- [Written instruction]
Collect all the lines that mention the word "OECD".

- [Extracted records]
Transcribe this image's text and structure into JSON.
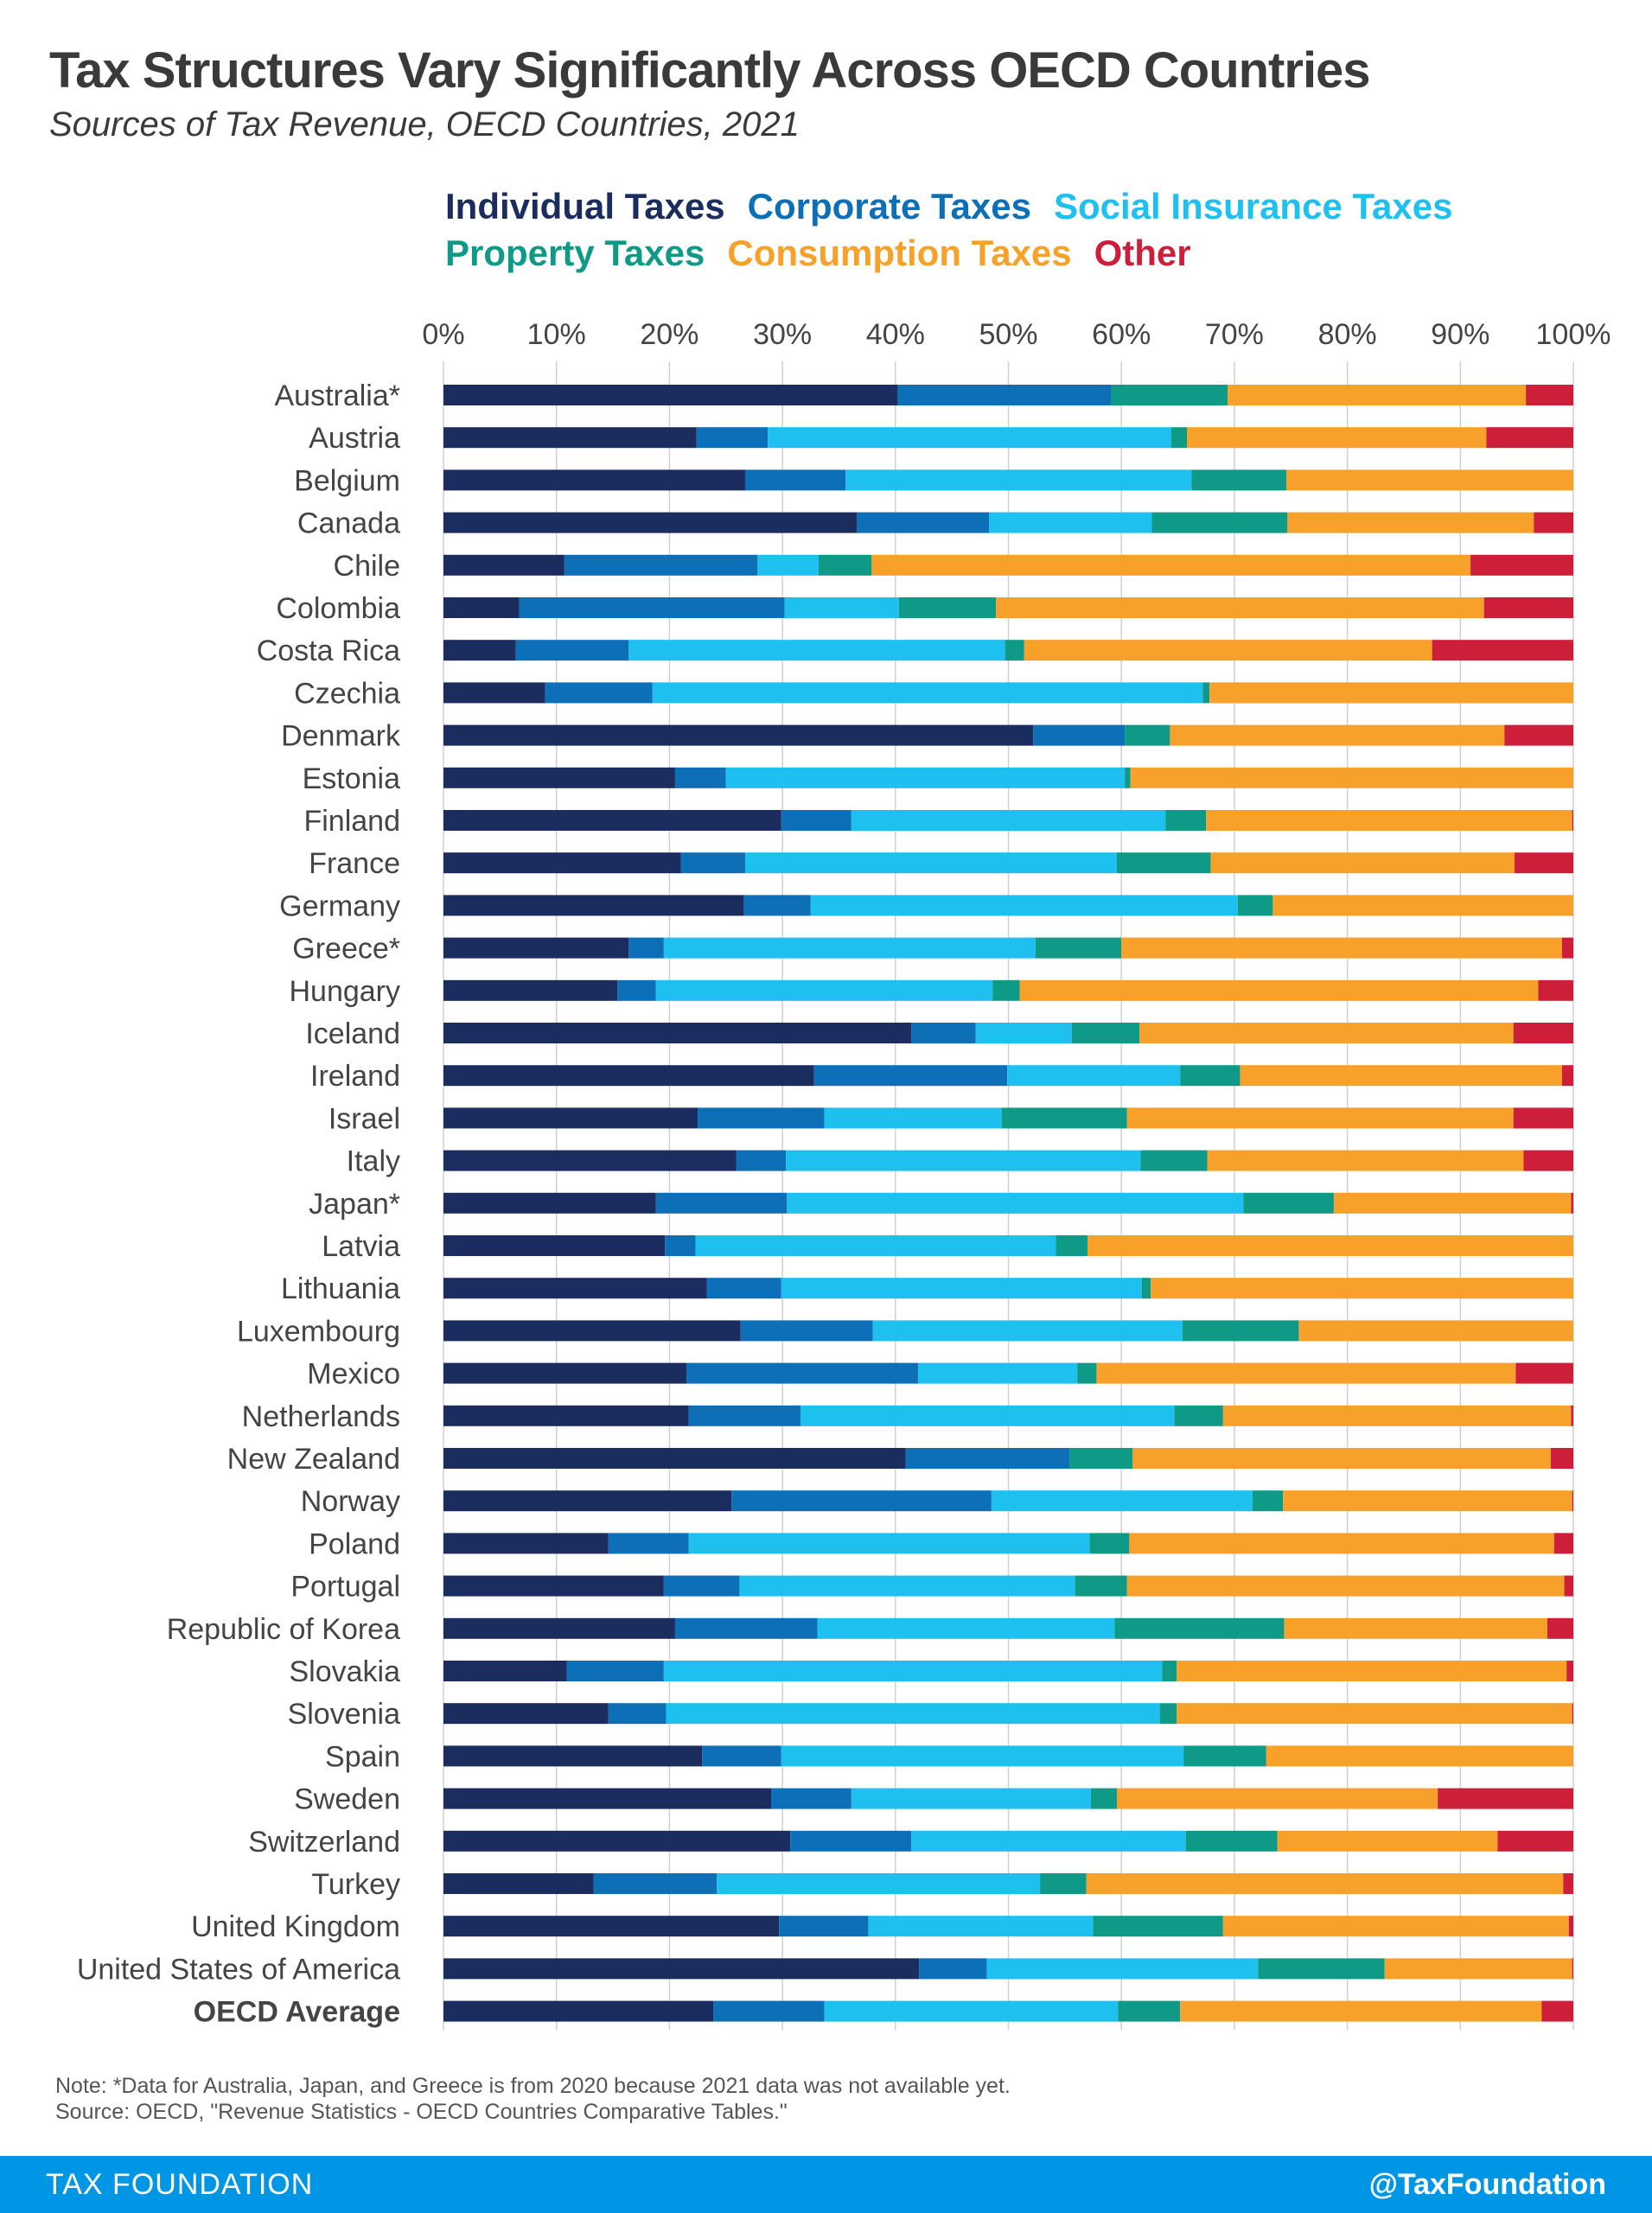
{
  "title": "Tax Structures Vary Significantly Across OECD Countries",
  "subtitle": "Sources of Tax Revenue, OECD Countries, 2021",
  "notes": {
    "note": "Note: *Data for Australia, Japan, and Greece is from 2020 because 2021 data was not available yet.",
    "source": "Source: OECD, \"Revenue Statistics - OECD Countries Comparative Tables.\""
  },
  "footer": {
    "brand": "TAX FOUNDATION",
    "handle": "@TaxFoundation"
  },
  "colors": {
    "individual": "#1b2d5e",
    "corporate": "#0c6fb7",
    "social": "#1ec0ef",
    "property": "#0e9a87",
    "consumption": "#f7a02a",
    "other": "#cd1f39",
    "gridline": "#d0d0d0",
    "text": "#444444",
    "footer_bg": "#0096e6"
  },
  "chart_data": {
    "type": "bar",
    "orientation": "horizontal",
    "stacked": true,
    "percent_stacked": true,
    "xlim": [
      0,
      100
    ],
    "xticks": [
      0,
      10,
      20,
      30,
      40,
      50,
      60,
      70,
      80,
      90,
      100
    ],
    "xtick_labels": [
      "0%",
      "10%",
      "20%",
      "30%",
      "40%",
      "50%",
      "60%",
      "70%",
      "80%",
      "90%",
      "100%"
    ],
    "grid": true,
    "legend_position": "top",
    "categories": [
      "Australia*",
      "Austria",
      "Belgium",
      "Canada",
      "Chile",
      "Colombia",
      "Costa Rica",
      "Czechia",
      "Denmark",
      "Estonia",
      "Finland",
      "France",
      "Germany",
      "Greece*",
      "Hungary",
      "Iceland",
      "Ireland",
      "Israel",
      "Italy",
      "Japan*",
      "Latvia",
      "Lithuania",
      "Luxembourg",
      "Mexico",
      "Netherlands",
      "New Zealand",
      "Norway",
      "Poland",
      "Portugal",
      "Republic of Korea",
      "Slovakia",
      "Slovenia",
      "Spain",
      "Sweden",
      "Switzerland",
      "Turkey",
      "United Kingdom",
      "United States of America",
      "OECD Average"
    ],
    "bold_categories": [
      "OECD Average"
    ],
    "series": [
      {
        "name": "Individual Taxes",
        "key": "individual",
        "values": [
          40.2,
          22.4,
          26.7,
          36.6,
          10.7,
          6.7,
          6.4,
          9.0,
          52.2,
          20.5,
          29.9,
          21.0,
          26.6,
          16.4,
          15.4,
          41.4,
          32.8,
          22.5,
          25.9,
          18.8,
          19.6,
          23.3,
          26.3,
          21.5,
          21.7,
          40.9,
          25.5,
          14.6,
          19.5,
          20.5,
          10.9,
          14.6,
          22.9,
          29.0,
          30.7,
          13.3,
          29.7,
          42.1,
          23.9
        ]
      },
      {
        "name": "Corporate Taxes",
        "key": "corporate",
        "values": [
          18.9,
          6.3,
          8.9,
          11.7,
          17.1,
          23.5,
          10.0,
          9.5,
          8.1,
          4.5,
          6.2,
          5.7,
          5.9,
          3.1,
          3.4,
          5.7,
          17.1,
          11.2,
          4.4,
          11.6,
          2.7,
          6.6,
          11.7,
          20.5,
          9.9,
          14.5,
          23.0,
          7.1,
          6.7,
          12.6,
          8.6,
          5.1,
          7.0,
          7.1,
          10.7,
          10.9,
          7.9,
          6.0,
          9.8
        ]
      },
      {
        "name": "Social Insurance Taxes",
        "key": "social",
        "values": [
          0.0,
          35.7,
          30.6,
          14.4,
          5.4,
          10.1,
          33.3,
          48.7,
          0.0,
          35.3,
          27.8,
          32.9,
          37.8,
          32.9,
          29.8,
          8.5,
          15.3,
          15.7,
          31.4,
          40.4,
          31.9,
          31.9,
          27.4,
          14.1,
          33.1,
          0.0,
          23.1,
          35.5,
          29.7,
          26.3,
          44.1,
          43.7,
          35.6,
          21.2,
          24.3,
          28.6,
          19.9,
          24.0,
          26.0
        ]
      },
      {
        "name": "Property Taxes",
        "key": "property",
        "values": [
          10.3,
          1.4,
          8.4,
          12.0,
          4.7,
          8.6,
          1.7,
          0.6,
          4.0,
          0.5,
          3.6,
          8.3,
          3.1,
          7.6,
          2.4,
          6.0,
          5.3,
          11.1,
          5.9,
          8.0,
          2.8,
          0.8,
          10.3,
          1.7,
          4.3,
          5.6,
          2.7,
          3.5,
          4.6,
          15.0,
          1.3,
          1.5,
          7.3,
          2.3,
          8.1,
          4.1,
          11.5,
          11.2,
          5.5
        ]
      },
      {
        "name": "Consumption Taxes",
        "key": "consumption",
        "values": [
          26.4,
          26.5,
          25.4,
          21.8,
          53.0,
          43.2,
          36.1,
          32.2,
          29.6,
          39.2,
          32.4,
          26.9,
          26.6,
          39.0,
          45.9,
          33.1,
          28.5,
          34.2,
          28.0,
          21.0,
          43.0,
          37.4,
          24.3,
          37.1,
          30.8,
          37.0,
          25.6,
          37.6,
          38.7,
          23.3,
          34.5,
          35.0,
          27.2,
          28.4,
          19.5,
          42.2,
          30.6,
          16.6,
          32.0
        ]
      },
      {
        "name": "Other",
        "key": "other",
        "values": [
          4.2,
          7.7,
          0.0,
          3.5,
          9.1,
          7.9,
          12.5,
          0.0,
          6.1,
          0.0,
          0.1,
          5.2,
          0.0,
          1.0,
          3.1,
          5.3,
          1.0,
          5.3,
          4.4,
          0.2,
          0.0,
          0.0,
          0.0,
          5.1,
          0.2,
          2.0,
          0.1,
          1.7,
          0.8,
          2.3,
          0.6,
          0.1,
          0.0,
          12.0,
          6.7,
          0.9,
          0.4,
          0.1,
          2.8
        ]
      }
    ]
  }
}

- [Answer to the task]
  "title": "Tax Structures Vary Significantly Across OECD Countries",
  "subtitle": "Sources of Tax Revenue, OECD Countries, 2021",
    "source": "Source: OECD, \"Revenue Statistics - OECD Countries Comparative Tables.\""
      "OECD Average"
      "OECD Average"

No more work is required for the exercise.